**EXERCISE INSTRUCTIONS**
Copy each line that holds "text".

**EXCERPTED RECORDS**

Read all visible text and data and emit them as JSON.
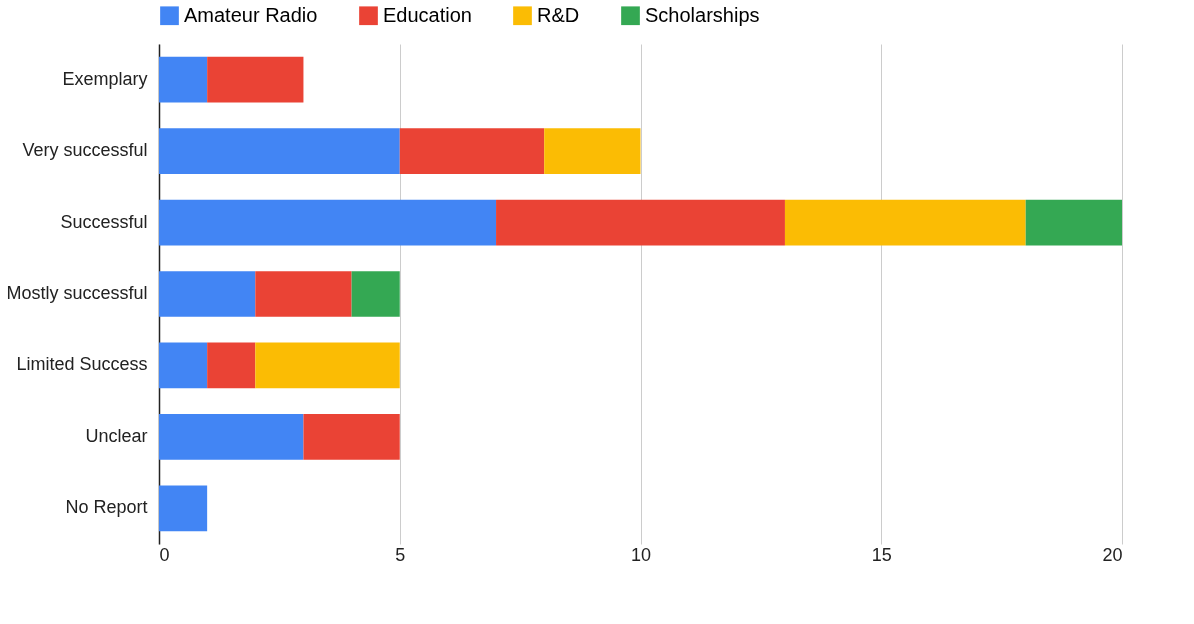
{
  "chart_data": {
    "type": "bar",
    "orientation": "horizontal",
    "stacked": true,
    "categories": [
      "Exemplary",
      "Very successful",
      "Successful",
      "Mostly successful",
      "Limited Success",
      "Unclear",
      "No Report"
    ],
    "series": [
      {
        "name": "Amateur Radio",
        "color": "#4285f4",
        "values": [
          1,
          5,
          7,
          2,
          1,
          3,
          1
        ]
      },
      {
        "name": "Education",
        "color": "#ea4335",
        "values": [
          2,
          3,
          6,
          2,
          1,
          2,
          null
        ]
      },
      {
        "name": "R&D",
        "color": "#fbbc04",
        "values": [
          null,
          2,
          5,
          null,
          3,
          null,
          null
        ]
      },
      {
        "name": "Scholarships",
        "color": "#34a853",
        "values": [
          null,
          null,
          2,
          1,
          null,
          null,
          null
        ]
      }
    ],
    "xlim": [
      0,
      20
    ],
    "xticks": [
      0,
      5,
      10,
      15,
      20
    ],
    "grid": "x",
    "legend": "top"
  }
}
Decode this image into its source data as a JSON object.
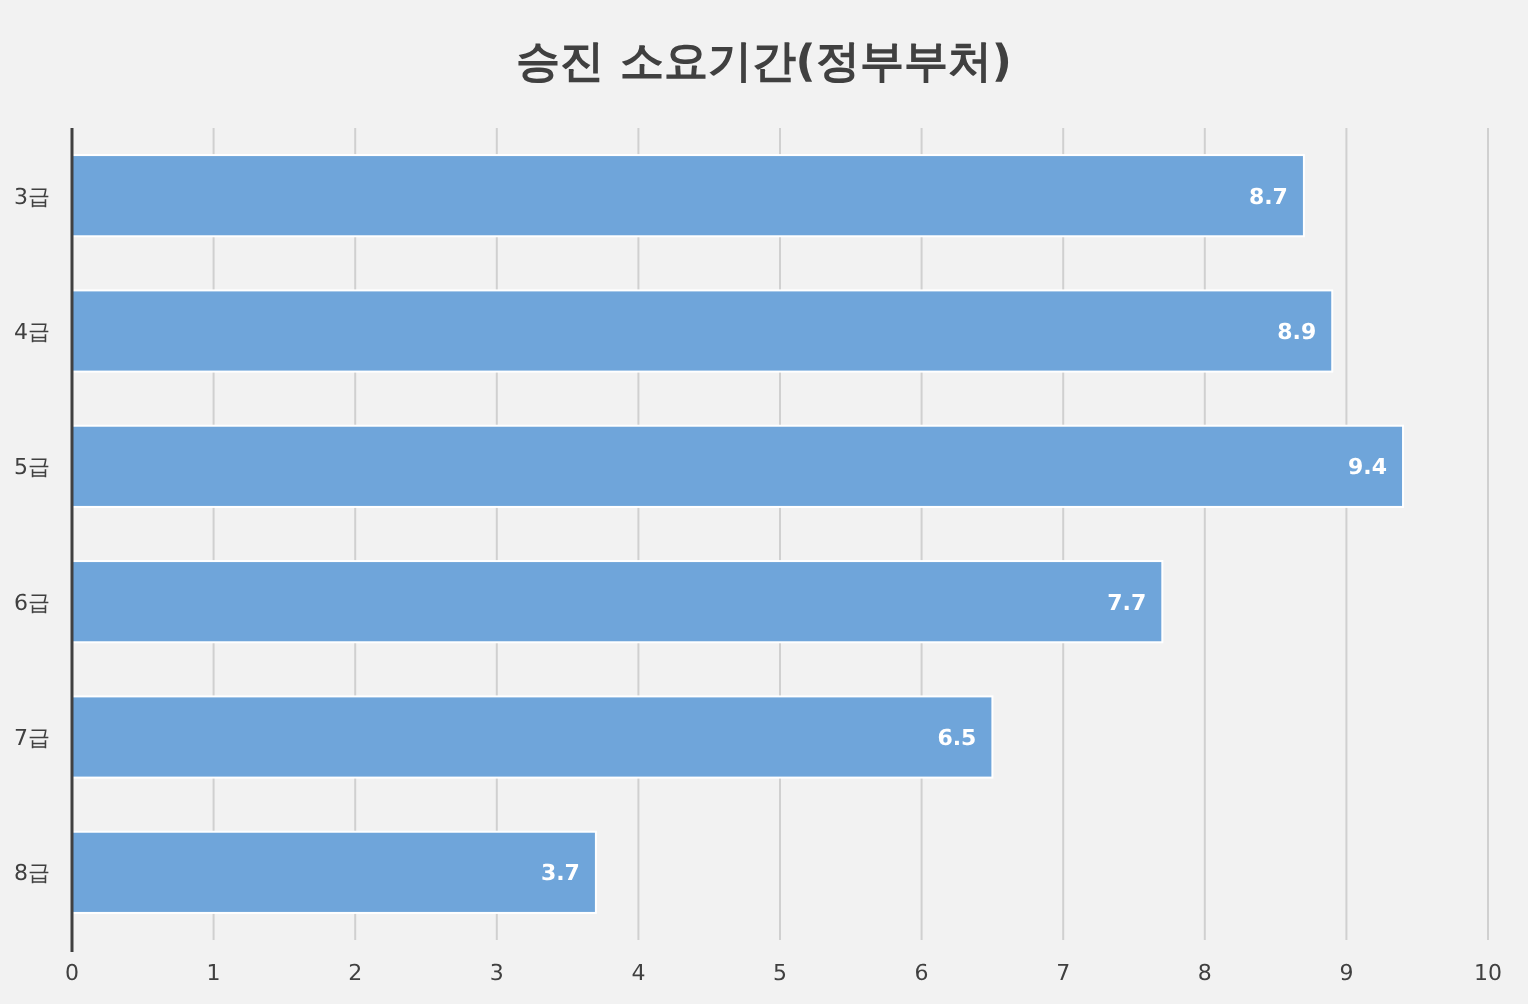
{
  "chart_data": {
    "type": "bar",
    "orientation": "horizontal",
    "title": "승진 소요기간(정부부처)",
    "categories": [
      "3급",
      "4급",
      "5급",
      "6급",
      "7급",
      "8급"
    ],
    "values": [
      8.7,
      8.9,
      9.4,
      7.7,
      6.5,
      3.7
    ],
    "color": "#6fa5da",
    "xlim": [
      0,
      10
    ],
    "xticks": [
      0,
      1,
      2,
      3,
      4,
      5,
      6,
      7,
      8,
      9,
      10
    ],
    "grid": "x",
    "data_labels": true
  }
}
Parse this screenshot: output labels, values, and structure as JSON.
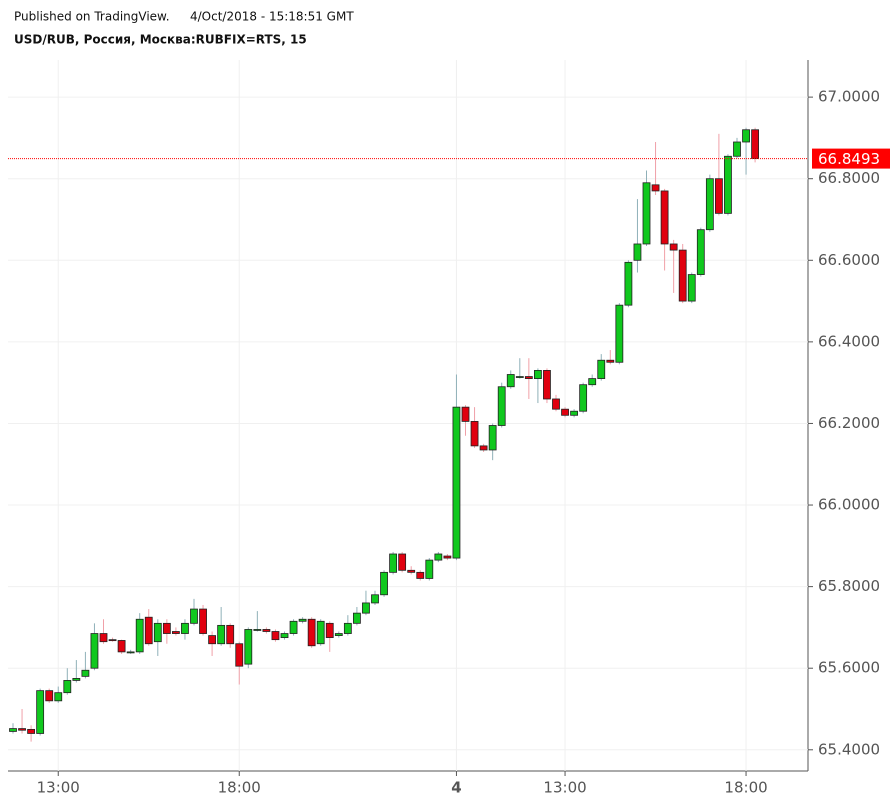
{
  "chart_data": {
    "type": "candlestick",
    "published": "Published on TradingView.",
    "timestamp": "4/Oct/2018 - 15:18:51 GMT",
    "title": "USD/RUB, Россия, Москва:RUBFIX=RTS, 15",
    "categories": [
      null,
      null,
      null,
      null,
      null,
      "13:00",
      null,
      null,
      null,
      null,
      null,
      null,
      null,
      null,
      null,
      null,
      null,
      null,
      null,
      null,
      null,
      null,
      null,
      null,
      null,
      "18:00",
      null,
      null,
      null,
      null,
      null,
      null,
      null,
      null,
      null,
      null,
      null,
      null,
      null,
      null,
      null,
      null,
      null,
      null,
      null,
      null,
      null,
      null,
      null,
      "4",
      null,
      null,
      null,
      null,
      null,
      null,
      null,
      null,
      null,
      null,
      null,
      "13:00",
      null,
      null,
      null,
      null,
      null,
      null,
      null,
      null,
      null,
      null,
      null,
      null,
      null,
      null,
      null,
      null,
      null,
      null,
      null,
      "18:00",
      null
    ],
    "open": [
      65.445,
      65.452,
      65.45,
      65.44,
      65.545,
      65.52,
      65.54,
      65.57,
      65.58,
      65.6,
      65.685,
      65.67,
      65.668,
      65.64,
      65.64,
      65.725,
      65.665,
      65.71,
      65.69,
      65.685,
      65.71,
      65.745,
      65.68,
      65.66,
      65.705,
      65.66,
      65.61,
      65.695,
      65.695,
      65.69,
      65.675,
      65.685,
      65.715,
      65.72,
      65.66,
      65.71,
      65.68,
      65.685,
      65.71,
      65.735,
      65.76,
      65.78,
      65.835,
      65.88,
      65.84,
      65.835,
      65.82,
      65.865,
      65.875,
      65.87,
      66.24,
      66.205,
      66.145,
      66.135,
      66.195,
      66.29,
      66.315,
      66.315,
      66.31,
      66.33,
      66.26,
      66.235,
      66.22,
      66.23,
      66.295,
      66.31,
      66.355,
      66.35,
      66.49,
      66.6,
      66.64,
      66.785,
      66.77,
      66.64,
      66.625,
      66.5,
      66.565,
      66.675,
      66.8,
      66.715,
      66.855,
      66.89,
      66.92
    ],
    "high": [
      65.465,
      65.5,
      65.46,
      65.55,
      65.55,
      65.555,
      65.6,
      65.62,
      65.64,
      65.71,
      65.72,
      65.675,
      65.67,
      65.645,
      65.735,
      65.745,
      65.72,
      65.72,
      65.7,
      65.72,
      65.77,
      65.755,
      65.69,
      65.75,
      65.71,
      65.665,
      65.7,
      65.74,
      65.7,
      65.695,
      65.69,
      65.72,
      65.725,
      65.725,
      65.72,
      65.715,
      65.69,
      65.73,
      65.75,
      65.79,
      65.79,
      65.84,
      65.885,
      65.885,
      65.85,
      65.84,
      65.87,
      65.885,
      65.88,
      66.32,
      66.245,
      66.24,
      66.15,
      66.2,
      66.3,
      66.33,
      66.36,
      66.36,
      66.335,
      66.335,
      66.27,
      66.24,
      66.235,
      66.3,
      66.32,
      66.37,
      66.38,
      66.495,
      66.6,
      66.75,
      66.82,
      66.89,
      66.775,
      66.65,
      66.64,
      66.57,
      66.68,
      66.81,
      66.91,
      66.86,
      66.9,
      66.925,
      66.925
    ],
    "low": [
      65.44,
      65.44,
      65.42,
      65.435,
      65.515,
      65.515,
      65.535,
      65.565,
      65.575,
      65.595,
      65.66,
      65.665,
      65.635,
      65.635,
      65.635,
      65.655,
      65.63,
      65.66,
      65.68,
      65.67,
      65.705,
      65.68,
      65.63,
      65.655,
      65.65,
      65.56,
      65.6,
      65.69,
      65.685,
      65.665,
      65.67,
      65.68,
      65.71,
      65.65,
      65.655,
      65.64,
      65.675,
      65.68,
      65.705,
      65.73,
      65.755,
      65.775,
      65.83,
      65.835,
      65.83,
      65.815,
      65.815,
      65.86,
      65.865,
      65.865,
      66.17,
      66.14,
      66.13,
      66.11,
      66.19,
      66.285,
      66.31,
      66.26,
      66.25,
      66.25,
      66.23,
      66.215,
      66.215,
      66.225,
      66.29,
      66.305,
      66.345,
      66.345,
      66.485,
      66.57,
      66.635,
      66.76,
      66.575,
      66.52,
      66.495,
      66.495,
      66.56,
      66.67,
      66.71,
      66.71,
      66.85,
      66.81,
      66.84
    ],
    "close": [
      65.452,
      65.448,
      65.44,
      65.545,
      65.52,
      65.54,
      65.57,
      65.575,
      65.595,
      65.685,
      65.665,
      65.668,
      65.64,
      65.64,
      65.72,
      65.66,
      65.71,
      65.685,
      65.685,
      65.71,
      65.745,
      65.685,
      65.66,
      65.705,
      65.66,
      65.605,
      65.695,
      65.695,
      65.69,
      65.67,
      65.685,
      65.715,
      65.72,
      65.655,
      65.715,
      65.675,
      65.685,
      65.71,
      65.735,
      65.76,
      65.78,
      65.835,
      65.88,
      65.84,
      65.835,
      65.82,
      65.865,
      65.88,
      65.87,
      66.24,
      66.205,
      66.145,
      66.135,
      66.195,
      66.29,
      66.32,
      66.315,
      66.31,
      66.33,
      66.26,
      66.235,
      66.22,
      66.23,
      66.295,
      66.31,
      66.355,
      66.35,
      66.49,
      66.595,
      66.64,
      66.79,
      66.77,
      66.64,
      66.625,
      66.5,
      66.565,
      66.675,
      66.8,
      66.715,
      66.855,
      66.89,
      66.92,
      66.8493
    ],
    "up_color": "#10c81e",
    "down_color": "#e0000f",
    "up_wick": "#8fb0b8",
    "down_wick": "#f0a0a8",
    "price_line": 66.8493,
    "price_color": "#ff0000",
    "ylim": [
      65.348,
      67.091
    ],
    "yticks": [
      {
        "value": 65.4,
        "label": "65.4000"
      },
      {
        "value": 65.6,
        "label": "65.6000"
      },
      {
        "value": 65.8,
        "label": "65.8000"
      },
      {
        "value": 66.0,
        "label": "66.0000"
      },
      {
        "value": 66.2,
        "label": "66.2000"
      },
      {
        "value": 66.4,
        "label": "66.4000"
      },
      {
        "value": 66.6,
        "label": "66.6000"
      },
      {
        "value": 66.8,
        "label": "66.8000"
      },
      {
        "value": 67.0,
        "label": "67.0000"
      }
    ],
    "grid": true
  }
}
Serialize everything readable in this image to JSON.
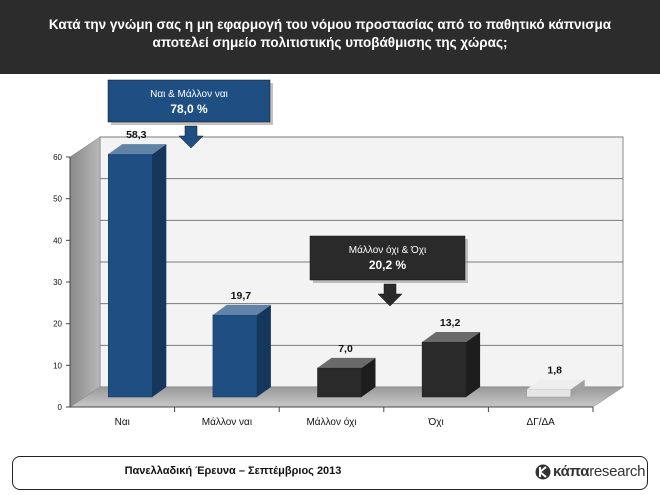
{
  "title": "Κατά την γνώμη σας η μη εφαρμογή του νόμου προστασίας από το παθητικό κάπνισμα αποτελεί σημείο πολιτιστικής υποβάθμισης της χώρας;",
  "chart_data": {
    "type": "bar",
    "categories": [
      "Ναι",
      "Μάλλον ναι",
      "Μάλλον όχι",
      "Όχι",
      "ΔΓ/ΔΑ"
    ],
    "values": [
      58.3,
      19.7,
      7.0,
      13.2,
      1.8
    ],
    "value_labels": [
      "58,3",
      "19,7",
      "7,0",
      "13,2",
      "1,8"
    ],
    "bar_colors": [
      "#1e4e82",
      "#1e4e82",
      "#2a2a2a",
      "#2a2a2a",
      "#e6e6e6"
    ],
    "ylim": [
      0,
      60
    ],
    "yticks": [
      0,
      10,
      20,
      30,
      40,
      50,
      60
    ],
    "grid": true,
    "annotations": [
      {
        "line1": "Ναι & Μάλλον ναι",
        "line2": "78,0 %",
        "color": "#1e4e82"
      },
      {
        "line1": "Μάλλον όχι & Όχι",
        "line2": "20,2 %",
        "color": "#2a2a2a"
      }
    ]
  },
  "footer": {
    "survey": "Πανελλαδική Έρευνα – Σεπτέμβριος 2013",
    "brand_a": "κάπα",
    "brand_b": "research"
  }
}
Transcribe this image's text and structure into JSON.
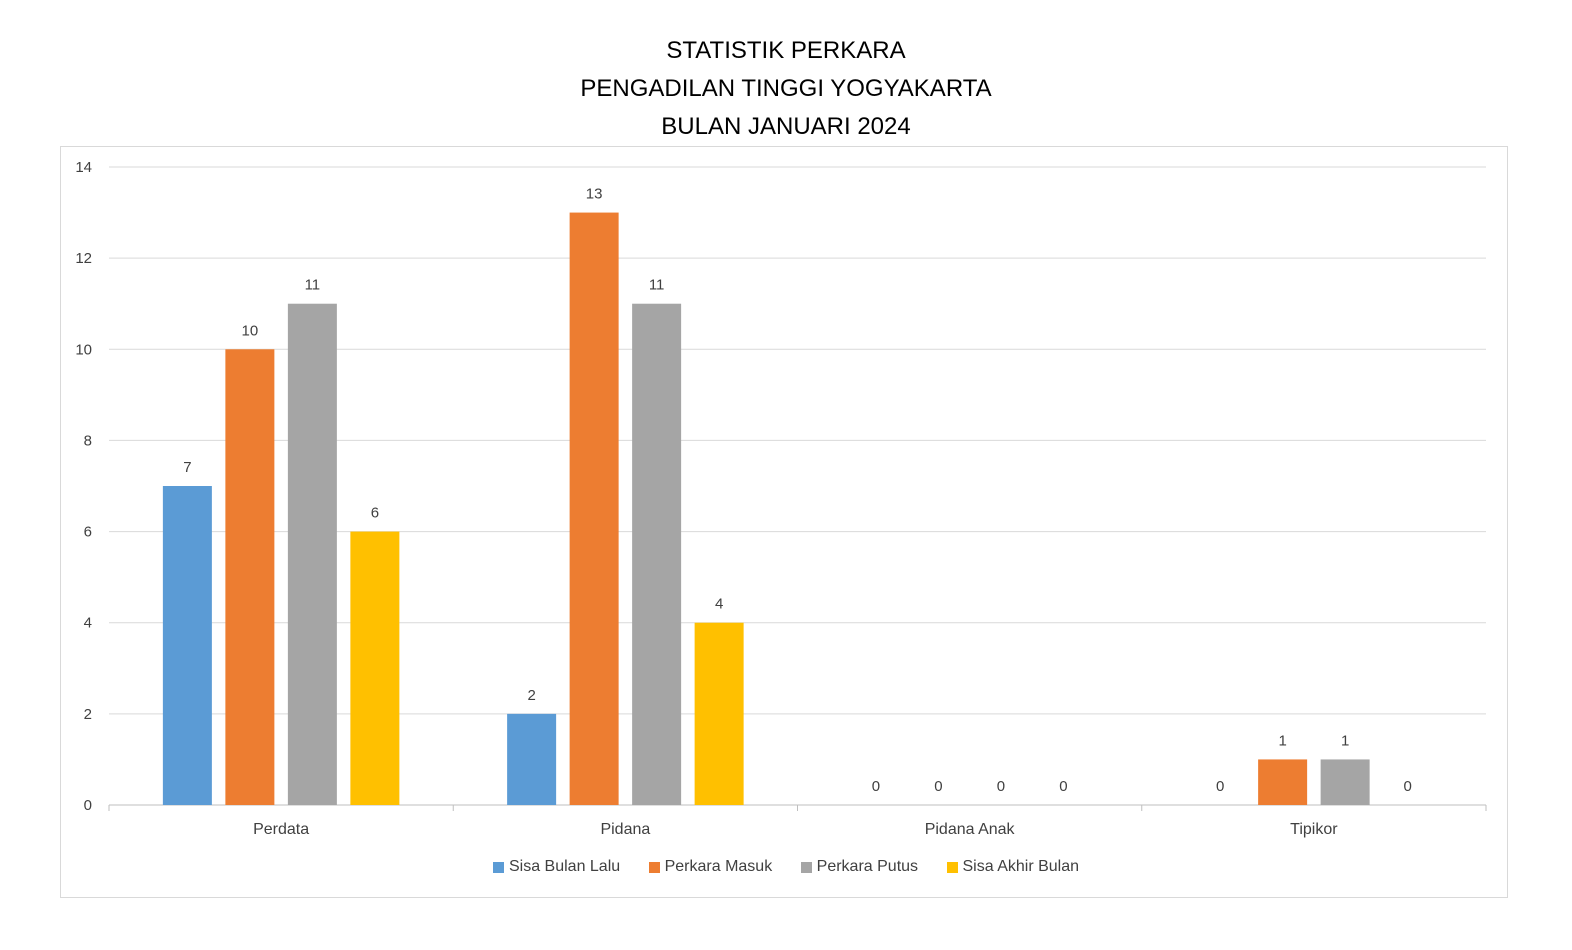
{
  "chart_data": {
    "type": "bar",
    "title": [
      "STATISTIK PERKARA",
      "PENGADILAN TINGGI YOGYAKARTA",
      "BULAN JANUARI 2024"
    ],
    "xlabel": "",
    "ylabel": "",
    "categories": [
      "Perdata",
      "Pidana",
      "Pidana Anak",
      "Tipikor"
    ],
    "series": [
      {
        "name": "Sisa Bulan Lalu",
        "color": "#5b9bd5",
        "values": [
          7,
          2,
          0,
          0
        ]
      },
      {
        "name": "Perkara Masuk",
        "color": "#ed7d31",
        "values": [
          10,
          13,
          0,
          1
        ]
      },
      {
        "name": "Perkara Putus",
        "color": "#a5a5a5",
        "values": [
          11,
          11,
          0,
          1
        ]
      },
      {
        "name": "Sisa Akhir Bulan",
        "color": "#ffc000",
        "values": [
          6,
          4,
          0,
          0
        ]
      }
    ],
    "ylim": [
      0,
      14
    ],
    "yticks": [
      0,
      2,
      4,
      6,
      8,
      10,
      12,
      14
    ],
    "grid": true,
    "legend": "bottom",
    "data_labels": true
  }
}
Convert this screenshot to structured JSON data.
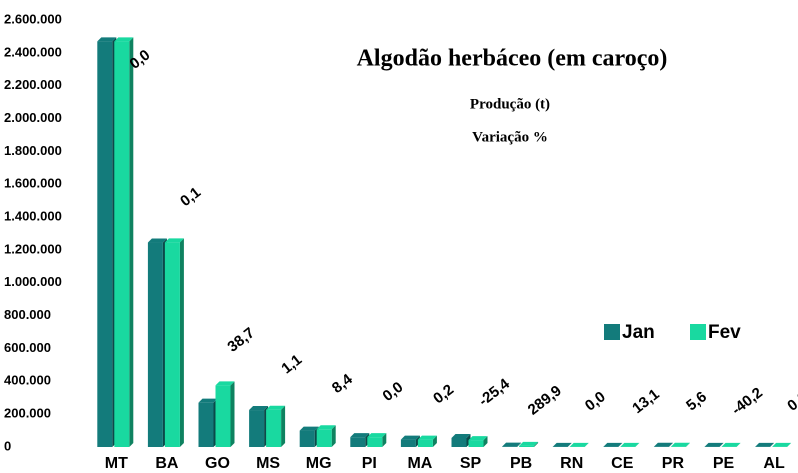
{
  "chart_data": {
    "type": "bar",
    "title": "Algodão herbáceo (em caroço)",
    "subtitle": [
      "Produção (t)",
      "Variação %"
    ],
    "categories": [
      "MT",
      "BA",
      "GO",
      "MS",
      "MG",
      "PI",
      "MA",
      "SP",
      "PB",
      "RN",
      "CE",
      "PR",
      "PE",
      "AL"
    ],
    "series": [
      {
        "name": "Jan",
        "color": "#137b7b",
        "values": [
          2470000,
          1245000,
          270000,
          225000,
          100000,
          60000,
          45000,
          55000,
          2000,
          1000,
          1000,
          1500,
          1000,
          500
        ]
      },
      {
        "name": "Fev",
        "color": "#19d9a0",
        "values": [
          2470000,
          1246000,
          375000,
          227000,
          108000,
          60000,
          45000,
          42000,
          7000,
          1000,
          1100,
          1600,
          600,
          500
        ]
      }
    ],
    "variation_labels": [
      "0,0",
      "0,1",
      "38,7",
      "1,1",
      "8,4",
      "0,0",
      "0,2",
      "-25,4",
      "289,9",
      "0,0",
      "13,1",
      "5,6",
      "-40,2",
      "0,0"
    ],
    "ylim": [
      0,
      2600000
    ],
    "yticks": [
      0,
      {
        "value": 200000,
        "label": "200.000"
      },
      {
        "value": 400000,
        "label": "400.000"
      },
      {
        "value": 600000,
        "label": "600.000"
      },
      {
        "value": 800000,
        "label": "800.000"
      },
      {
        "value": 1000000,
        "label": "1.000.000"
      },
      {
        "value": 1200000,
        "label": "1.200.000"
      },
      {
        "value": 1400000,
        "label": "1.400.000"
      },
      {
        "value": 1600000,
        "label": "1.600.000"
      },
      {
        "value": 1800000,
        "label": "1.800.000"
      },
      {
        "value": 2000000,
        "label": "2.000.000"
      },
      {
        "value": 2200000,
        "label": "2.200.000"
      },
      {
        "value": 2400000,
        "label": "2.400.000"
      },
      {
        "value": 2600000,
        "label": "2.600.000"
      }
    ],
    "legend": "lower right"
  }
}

**REPLY**
Read all visible text and data and emit them as JSON.
Transcribe this image's text and structure into JSON.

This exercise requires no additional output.